Each line in the entries below that holds the string "What" is to be listed.

START AVAILABLE DATA

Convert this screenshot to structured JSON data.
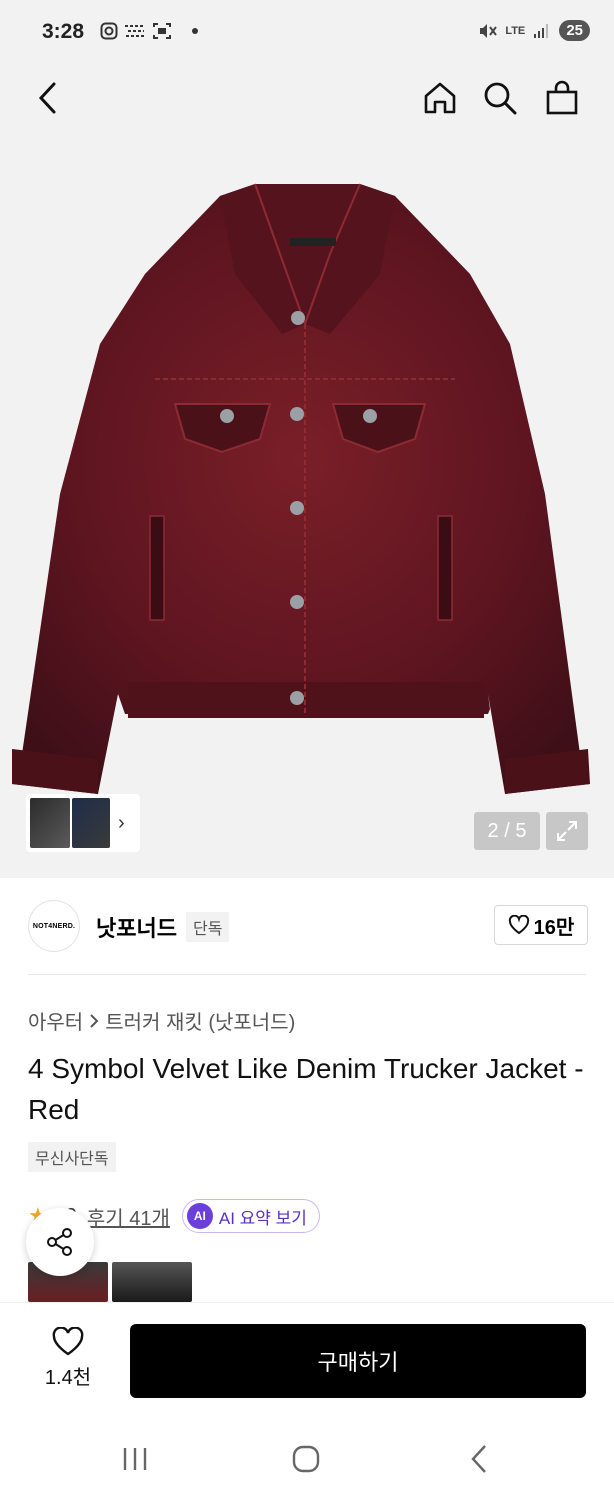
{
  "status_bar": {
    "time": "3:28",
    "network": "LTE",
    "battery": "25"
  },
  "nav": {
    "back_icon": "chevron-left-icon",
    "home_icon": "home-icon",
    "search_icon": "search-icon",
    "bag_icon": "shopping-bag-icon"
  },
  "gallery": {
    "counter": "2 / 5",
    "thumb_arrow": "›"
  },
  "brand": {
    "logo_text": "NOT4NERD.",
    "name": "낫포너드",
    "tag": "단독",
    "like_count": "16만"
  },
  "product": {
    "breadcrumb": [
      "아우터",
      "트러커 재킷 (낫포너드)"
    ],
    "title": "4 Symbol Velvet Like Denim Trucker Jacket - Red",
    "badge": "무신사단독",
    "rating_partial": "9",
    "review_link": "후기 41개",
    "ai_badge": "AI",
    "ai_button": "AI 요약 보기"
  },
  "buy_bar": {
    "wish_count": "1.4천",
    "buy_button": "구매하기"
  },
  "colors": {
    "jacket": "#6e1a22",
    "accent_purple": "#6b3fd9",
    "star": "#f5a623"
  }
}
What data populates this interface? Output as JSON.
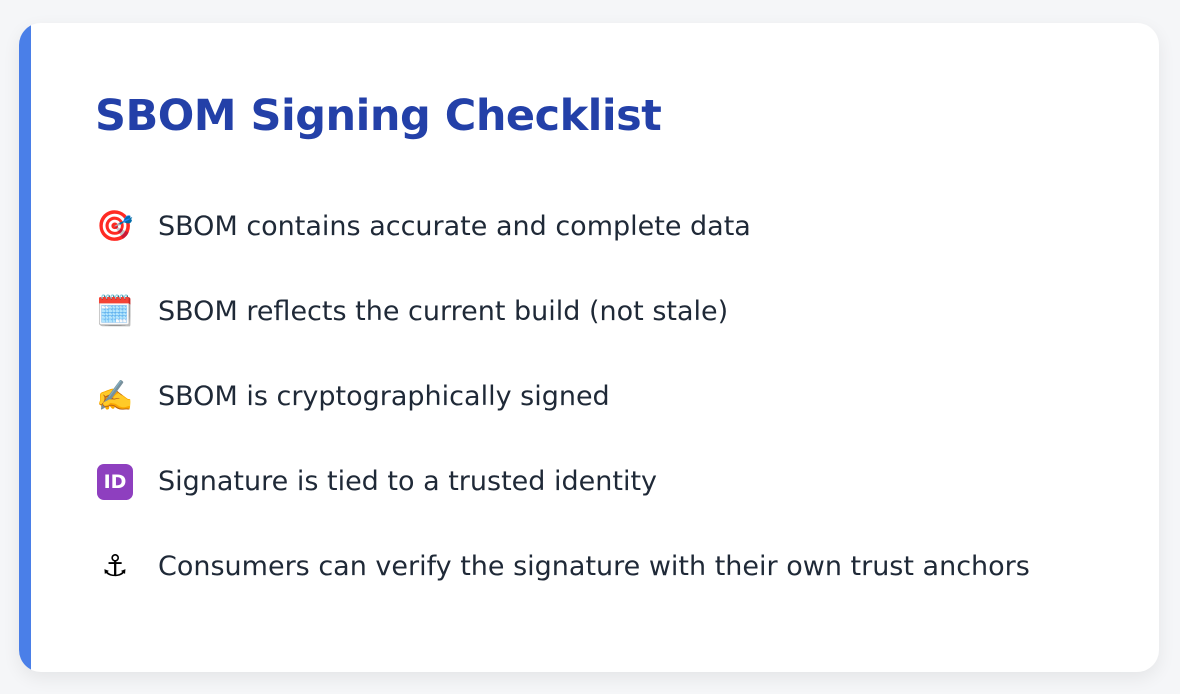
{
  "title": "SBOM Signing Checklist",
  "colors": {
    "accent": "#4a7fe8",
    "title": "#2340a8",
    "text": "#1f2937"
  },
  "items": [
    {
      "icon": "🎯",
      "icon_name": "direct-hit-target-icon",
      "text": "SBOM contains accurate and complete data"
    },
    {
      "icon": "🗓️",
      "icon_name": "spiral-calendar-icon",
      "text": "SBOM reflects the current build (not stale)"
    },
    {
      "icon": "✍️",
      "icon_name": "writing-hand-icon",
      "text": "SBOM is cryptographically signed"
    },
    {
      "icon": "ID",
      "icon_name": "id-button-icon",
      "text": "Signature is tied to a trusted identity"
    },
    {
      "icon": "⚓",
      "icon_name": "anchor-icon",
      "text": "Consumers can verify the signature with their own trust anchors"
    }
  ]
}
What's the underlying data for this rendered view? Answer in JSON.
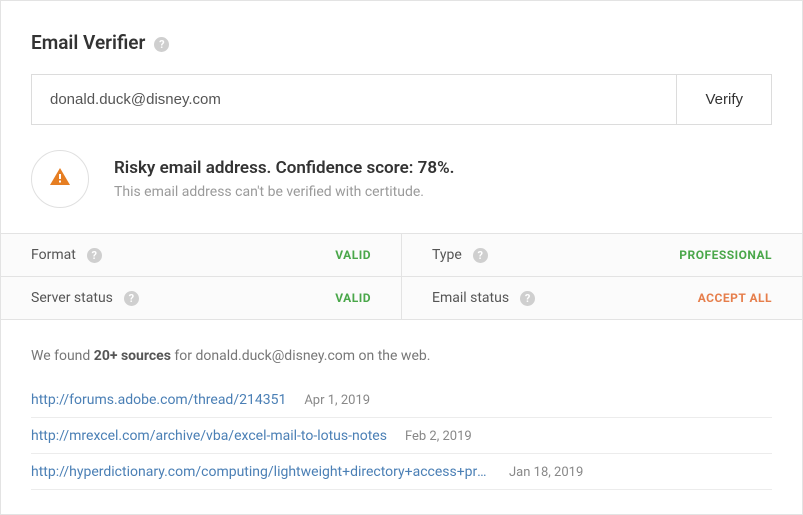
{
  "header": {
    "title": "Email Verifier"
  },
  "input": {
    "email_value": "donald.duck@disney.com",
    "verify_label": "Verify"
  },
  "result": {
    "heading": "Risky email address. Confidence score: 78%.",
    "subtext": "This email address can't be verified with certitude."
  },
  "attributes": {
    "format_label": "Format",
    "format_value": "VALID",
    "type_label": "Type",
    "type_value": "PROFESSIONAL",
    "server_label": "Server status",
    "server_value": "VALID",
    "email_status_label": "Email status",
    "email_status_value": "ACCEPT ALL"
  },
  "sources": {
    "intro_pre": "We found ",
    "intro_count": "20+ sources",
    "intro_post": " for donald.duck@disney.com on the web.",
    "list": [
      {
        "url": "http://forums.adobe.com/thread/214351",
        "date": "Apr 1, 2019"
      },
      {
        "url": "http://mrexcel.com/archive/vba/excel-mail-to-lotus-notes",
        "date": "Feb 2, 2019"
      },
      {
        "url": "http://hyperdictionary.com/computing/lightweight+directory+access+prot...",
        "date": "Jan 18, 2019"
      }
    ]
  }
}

END AVAILABLE DATA
START AVAILABLE DATA

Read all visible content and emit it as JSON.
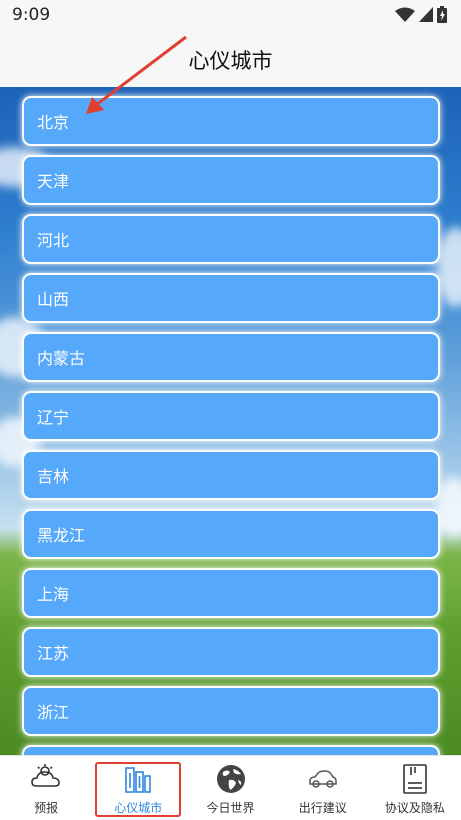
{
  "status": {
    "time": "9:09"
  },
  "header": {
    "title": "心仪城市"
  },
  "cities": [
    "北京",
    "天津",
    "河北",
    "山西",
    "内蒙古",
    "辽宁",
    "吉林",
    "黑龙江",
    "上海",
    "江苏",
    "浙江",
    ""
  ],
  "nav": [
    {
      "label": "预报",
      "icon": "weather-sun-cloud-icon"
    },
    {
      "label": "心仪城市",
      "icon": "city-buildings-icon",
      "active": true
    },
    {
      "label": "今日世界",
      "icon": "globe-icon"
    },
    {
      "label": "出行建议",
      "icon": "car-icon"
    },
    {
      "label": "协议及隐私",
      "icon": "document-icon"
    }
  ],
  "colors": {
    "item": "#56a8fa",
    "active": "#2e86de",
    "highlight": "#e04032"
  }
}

END AVAILABLE DATA
START AVAILABLE DATA

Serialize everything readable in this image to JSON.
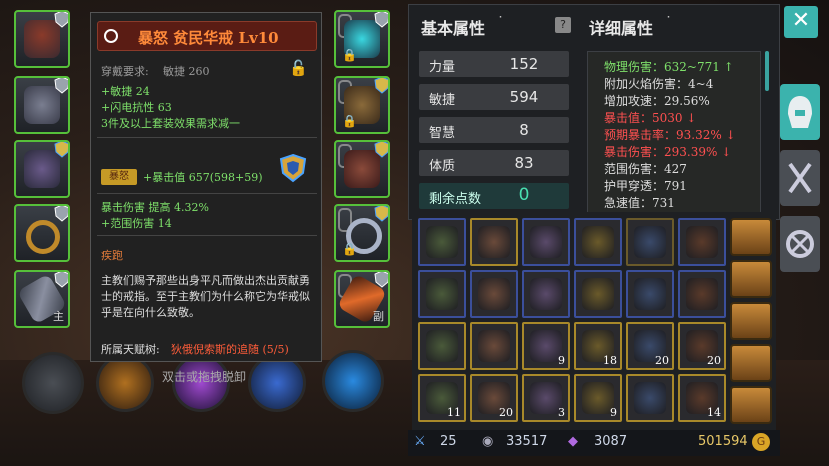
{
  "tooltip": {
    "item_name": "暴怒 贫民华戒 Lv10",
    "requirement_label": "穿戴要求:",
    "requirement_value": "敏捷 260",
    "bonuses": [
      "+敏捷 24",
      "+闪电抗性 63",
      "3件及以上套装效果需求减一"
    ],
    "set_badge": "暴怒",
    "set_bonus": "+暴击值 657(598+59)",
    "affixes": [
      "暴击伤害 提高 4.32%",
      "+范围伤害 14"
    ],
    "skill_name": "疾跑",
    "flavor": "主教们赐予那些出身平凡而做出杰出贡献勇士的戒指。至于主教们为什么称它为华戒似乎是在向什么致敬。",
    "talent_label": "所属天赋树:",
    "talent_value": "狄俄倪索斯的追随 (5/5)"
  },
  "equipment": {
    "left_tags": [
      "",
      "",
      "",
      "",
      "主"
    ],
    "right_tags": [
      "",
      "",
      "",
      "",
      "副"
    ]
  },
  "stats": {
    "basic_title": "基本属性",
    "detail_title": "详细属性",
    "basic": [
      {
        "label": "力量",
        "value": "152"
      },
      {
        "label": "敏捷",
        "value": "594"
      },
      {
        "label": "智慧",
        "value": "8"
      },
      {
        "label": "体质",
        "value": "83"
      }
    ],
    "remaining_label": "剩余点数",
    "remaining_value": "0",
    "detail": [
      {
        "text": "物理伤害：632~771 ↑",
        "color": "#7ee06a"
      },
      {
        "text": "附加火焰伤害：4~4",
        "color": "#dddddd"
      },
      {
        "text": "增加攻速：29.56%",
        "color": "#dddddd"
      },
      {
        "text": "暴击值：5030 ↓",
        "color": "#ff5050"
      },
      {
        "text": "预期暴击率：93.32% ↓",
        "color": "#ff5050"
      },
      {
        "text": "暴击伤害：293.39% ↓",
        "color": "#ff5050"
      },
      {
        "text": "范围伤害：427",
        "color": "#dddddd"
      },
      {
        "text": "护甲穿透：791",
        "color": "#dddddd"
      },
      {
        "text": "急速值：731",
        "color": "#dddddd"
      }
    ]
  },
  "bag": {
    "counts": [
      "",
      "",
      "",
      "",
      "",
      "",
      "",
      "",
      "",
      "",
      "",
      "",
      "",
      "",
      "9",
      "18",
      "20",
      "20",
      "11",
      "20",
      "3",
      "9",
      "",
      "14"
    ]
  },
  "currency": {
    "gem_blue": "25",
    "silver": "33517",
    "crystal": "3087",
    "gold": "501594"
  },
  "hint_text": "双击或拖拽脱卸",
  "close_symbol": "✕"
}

END AVAILABLE DATA

*WORKED ANSWER*:
What data populates this interface? Output as JSON.
What's the underlying data for this rendered view? Answer in JSON.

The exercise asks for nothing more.